[Stored data]

□ □ □

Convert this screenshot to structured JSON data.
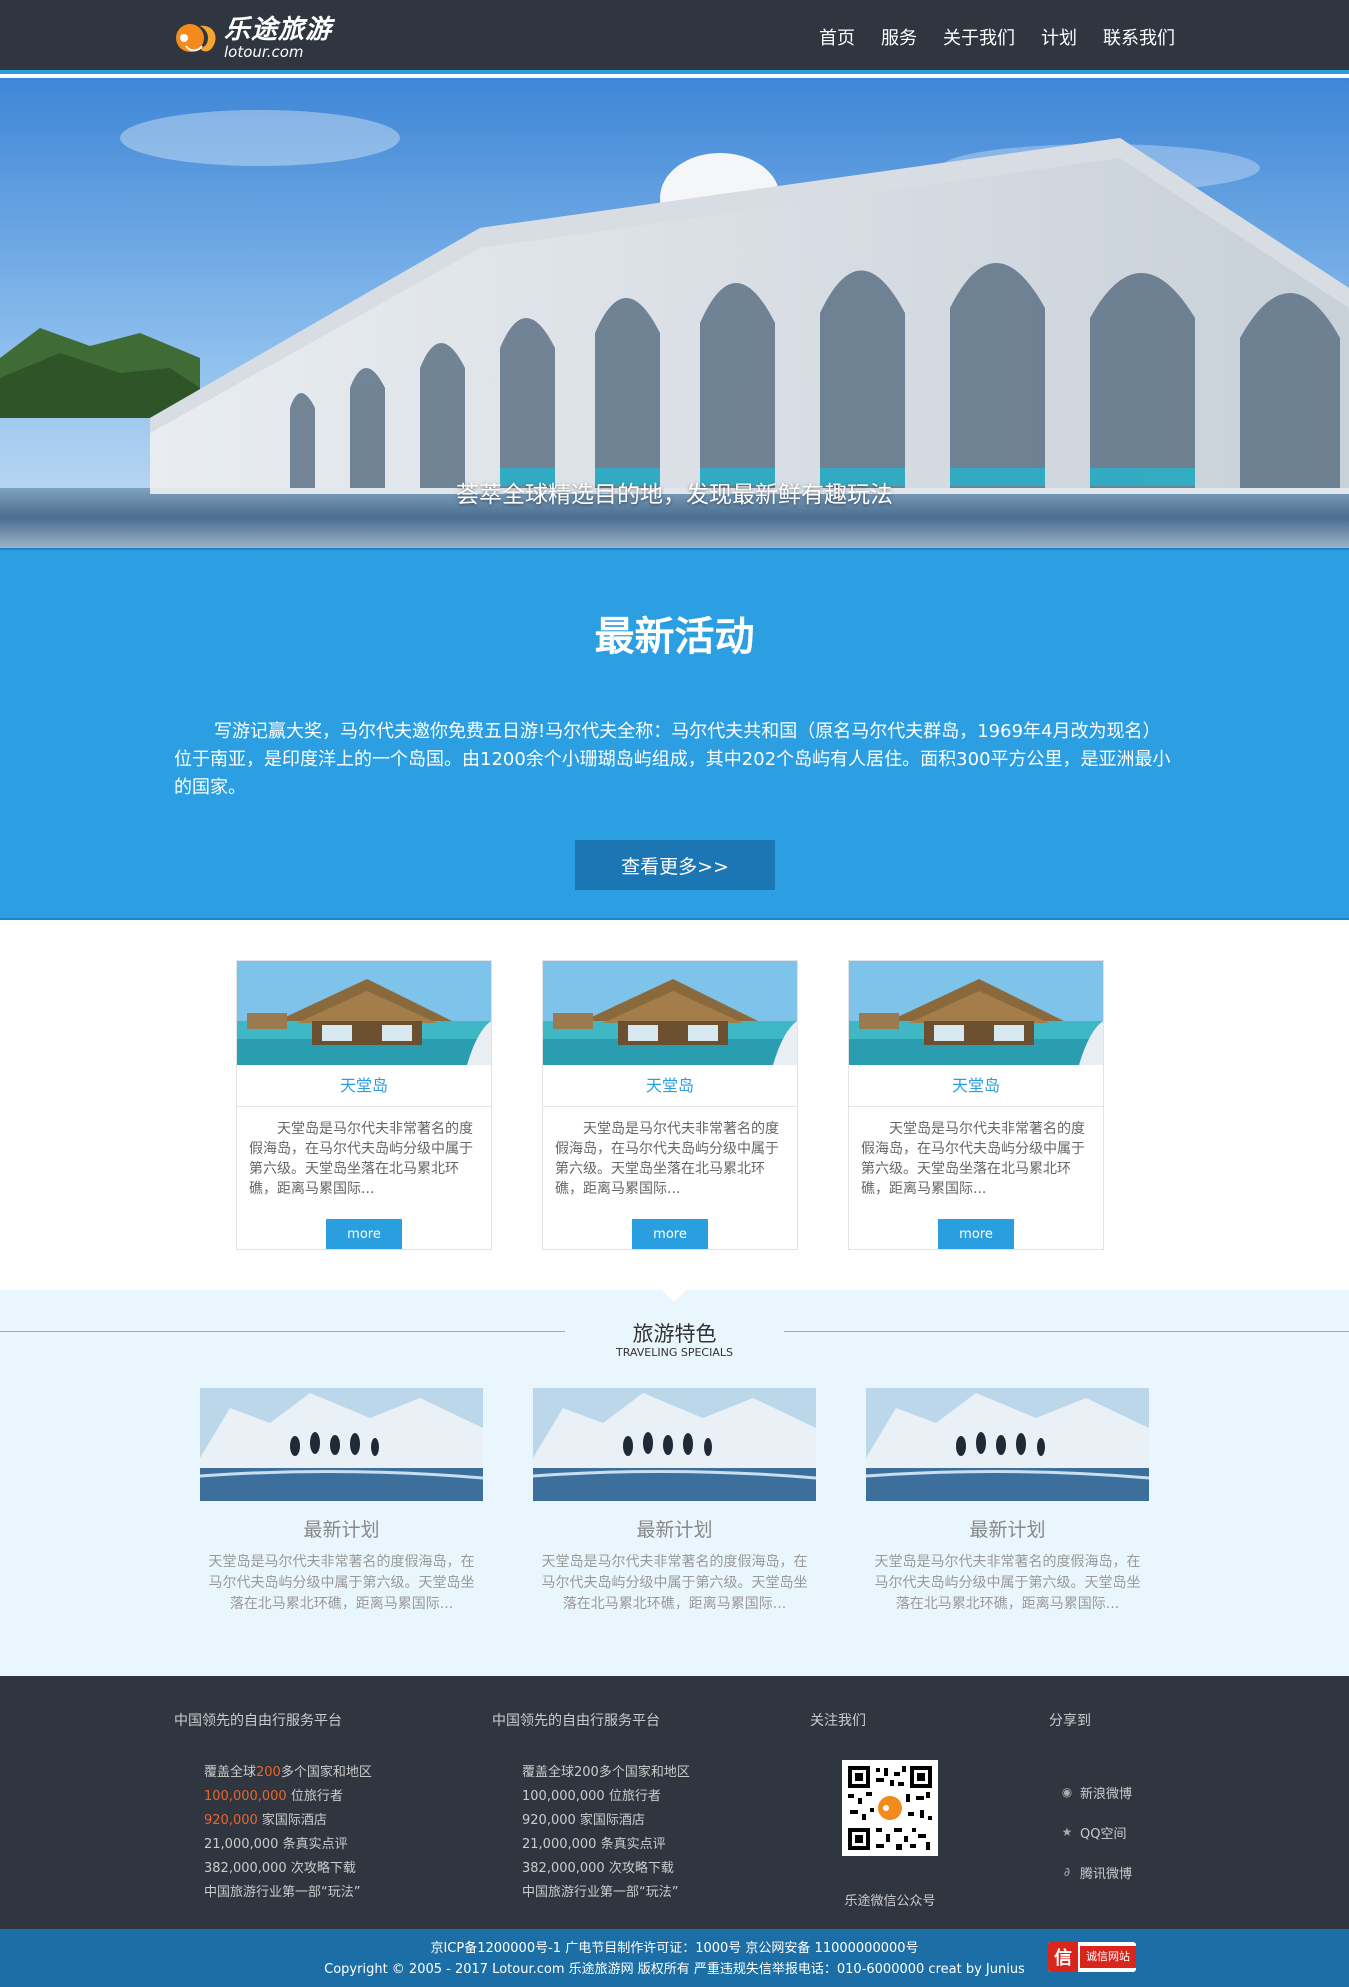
{
  "header": {
    "logo_cn": "乐途旅游",
    "logo_en": "lotour.com",
    "nav": [
      "首页",
      "服务",
      "关于我们",
      "计划",
      "联系我们"
    ]
  },
  "hero": {
    "caption": "荟萃全球精选目的地，发现最新鲜有趣玩法"
  },
  "activity": {
    "title": "最新活动",
    "text": "写游记赢大奖，马尔代夫邀你免费五日游!马尔代夫全称：马尔代夫共和国（原名马尔代夫群岛，1969年4月改为现名）位于南亚，是印度洋上的一个岛国。由1200余个小珊瑚岛屿组成，其中202个岛屿有人居住。面积300平方公里，是亚洲最小的国家。",
    "button": "查看更多>>"
  },
  "cards": [
    {
      "title": "天堂岛",
      "text": "天堂岛是马尔代夫非常著名的度假海岛，在马尔代夫岛屿分级中属于第六级。天堂岛坐落在北马累北环礁，距离马累国际...",
      "button": "more"
    },
    {
      "title": "天堂岛",
      "text": "天堂岛是马尔代夫非常著名的度假海岛，在马尔代夫岛屿分级中属于第六级。天堂岛坐落在北马累北环礁，距离马累国际...",
      "button": "more"
    },
    {
      "title": "天堂岛",
      "text": "天堂岛是马尔代夫非常著名的度假海岛，在马尔代夫岛屿分级中属于第六级。天堂岛坐落在北马累北环礁，距离马累国际...",
      "button": "more"
    }
  ],
  "specials": {
    "title": "旅游特色",
    "subtitle": "TRAVELING SPECIALS",
    "items": [
      {
        "title": "最新计划",
        "text": "天堂岛是马尔代夫非常著名的度假海岛，在马尔代夫岛屿分级中属于第六级。天堂岛坐落在北马累北环礁，距离马累国际..."
      },
      {
        "title": "最新计划",
        "text": "天堂岛是马尔代夫非常著名的度假海岛，在马尔代夫岛屿分级中属于第六级。天堂岛坐落在北马累北环礁，距离马累国际..."
      },
      {
        "title": "最新计划",
        "text": "天堂岛是马尔代夫非常著名的度假海岛，在马尔代夫岛屿分级中属于第六级。天堂岛坐落在北马累北环礁，距离马累国际..."
      }
    ]
  },
  "footer": {
    "col1": {
      "title": "中国领先的自由行服务平台",
      "l1_pre": "覆盖全球",
      "l1_hl": "200",
      "l1_post": "多个国家和地区",
      "l2_hl": "100,000,000",
      "l2_post": " 位旅行者",
      "l3_hl": "920,000",
      "l3_post": " 家国际酒店",
      "l4": "21,000,000 条真实点评",
      "l5": "382,000,000 次攻略下载",
      "l6": "中国旅游行业第一部“玩法”"
    },
    "col2": {
      "title": "中国领先的自由行服务平台",
      "items": [
        "覆盖全球200多个国家和地区",
        "100,000,000 位旅行者",
        "920,000 家国际酒店",
        "21,000,000 条真实点评",
        "382,000,000 次攻略下载",
        "中国旅游行业第一部“玩法”"
      ]
    },
    "follow": {
      "title": "关注我们",
      "caption": "乐途微信公众号"
    },
    "share": {
      "title": "分享到",
      "items": [
        "新浪微博",
        "QQ空间",
        "腾讯微博"
      ]
    },
    "bottom_line1": "京ICP备1200000号-1 广电节目制作许可证：1000号 京公网安备 11000000000号",
    "bottom_line2": "Copyright © 2005 - 2017 Lotour.com 乐途旅游网 版权所有 严重违规失信举报电话：010-6000000 creat by Junius",
    "badge_mark": "信",
    "badge_text": "诚信网站"
  },
  "colors": {
    "header_bg": "#2f3640",
    "accent_blue": "#2b9fe1",
    "button_dark_blue": "#1b76b3",
    "highlight_orange": "#e8662c",
    "specials_bg": "#eaf6fd",
    "bottom_bar": "#1c6fa6"
  }
}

□ □ □

Problem to solve:
Copy the records above exactly, omitting every picture.

Solution below:
Convert this screenshot to structured JSON data.
{
  "header": {
    "logo_cn": "乐途旅游",
    "logo_en": "lotour.com",
    "nav": [
      "首页",
      "服务",
      "关于我们",
      "计划",
      "联系我们"
    ]
  },
  "hero": {
    "caption": "荟萃全球精选目的地，发现最新鲜有趣玩法"
  },
  "activity": {
    "title": "最新活动",
    "text": "写游记赢大奖，马尔代夫邀你免费五日游!马尔代夫全称：马尔代夫共和国（原名马尔代夫群岛，1969年4月改为现名）位于南亚，是印度洋上的一个岛国。由1200余个小珊瑚岛屿组成，其中202个岛屿有人居住。面积300平方公里，是亚洲最小的国家。",
    "button": "查看更多>>"
  },
  "cards": [
    {
      "title": "天堂岛",
      "text": "天堂岛是马尔代夫非常著名的度假海岛，在马尔代夫岛屿分级中属于第六级。天堂岛坐落在北马累北环礁，距离马累国际...",
      "button": "more"
    },
    {
      "title": "天堂岛",
      "text": "天堂岛是马尔代夫非常著名的度假海岛，在马尔代夫岛屿分级中属于第六级。天堂岛坐落在北马累北环礁，距离马累国际...",
      "button": "more"
    },
    {
      "title": "天堂岛",
      "text": "天堂岛是马尔代夫非常著名的度假海岛，在马尔代夫岛屿分级中属于第六级。天堂岛坐落在北马累北环礁，距离马累国际...",
      "button": "more"
    }
  ],
  "specials": {
    "title": "旅游特色",
    "subtitle": "TRAVELING SPECIALS",
    "items": [
      {
        "title": "最新计划",
        "text": "天堂岛是马尔代夫非常著名的度假海岛，在马尔代夫岛屿分级中属于第六级。天堂岛坐落在北马累北环礁，距离马累国际..."
      },
      {
        "title": "最新计划",
        "text": "天堂岛是马尔代夫非常著名的度假海岛，在马尔代夫岛屿分级中属于第六级。天堂岛坐落在北马累北环礁，距离马累国际..."
      },
      {
        "title": "最新计划",
        "text": "天堂岛是马尔代夫非常著名的度假海岛，在马尔代夫岛屿分级中属于第六级。天堂岛坐落在北马累北环礁，距离马累国际..."
      }
    ]
  },
  "footer": {
    "col1": {
      "title": "中国领先的自由行服务平台",
      "l1_pre": "覆盖全球",
      "l1_hl": "200",
      "l1_post": "多个国家和地区",
      "l2_hl": "100,000,000",
      "l2_post": " 位旅行者",
      "l3_hl": "920,000",
      "l3_post": " 家国际酒店",
      "l4": "21,000,000 条真实点评",
      "l5": "382,000,000 次攻略下载",
      "l6": "中国旅游行业第一部“玩法”"
    },
    "col2": {
      "title": "中国领先的自由行服务平台",
      "items": [
        "覆盖全球200多个国家和地区",
        "100,000,000 位旅行者",
        "920,000 家国际酒店",
        "21,000,000 条真实点评",
        "382,000,000 次攻略下载",
        "中国旅游行业第一部“玩法”"
      ]
    },
    "follow": {
      "title": "关注我们",
      "caption": "乐途微信公众号"
    },
    "share": {
      "title": "分享到",
      "items": [
        "新浪微博",
        "QQ空间",
        "腾讯微博"
      ]
    },
    "bottom_line1": "京ICP备1200000号-1 广电节目制作许可证：1000号 京公网安备 11000000000号",
    "bottom_line2": "Copyright © 2005 - 2017 Lotour.com 乐途旅游网 版权所有 严重违规失信举报电话：010-6000000 creat by Junius",
    "badge_mark": "信",
    "badge_text": "诚信网站"
  },
  "colors": {
    "header_bg": "#2f3640",
    "accent_blue": "#2b9fe1",
    "button_dark_blue": "#1b76b3",
    "highlight_orange": "#e8662c",
    "specials_bg": "#eaf6fd",
    "bottom_bar": "#1c6fa6"
  }
}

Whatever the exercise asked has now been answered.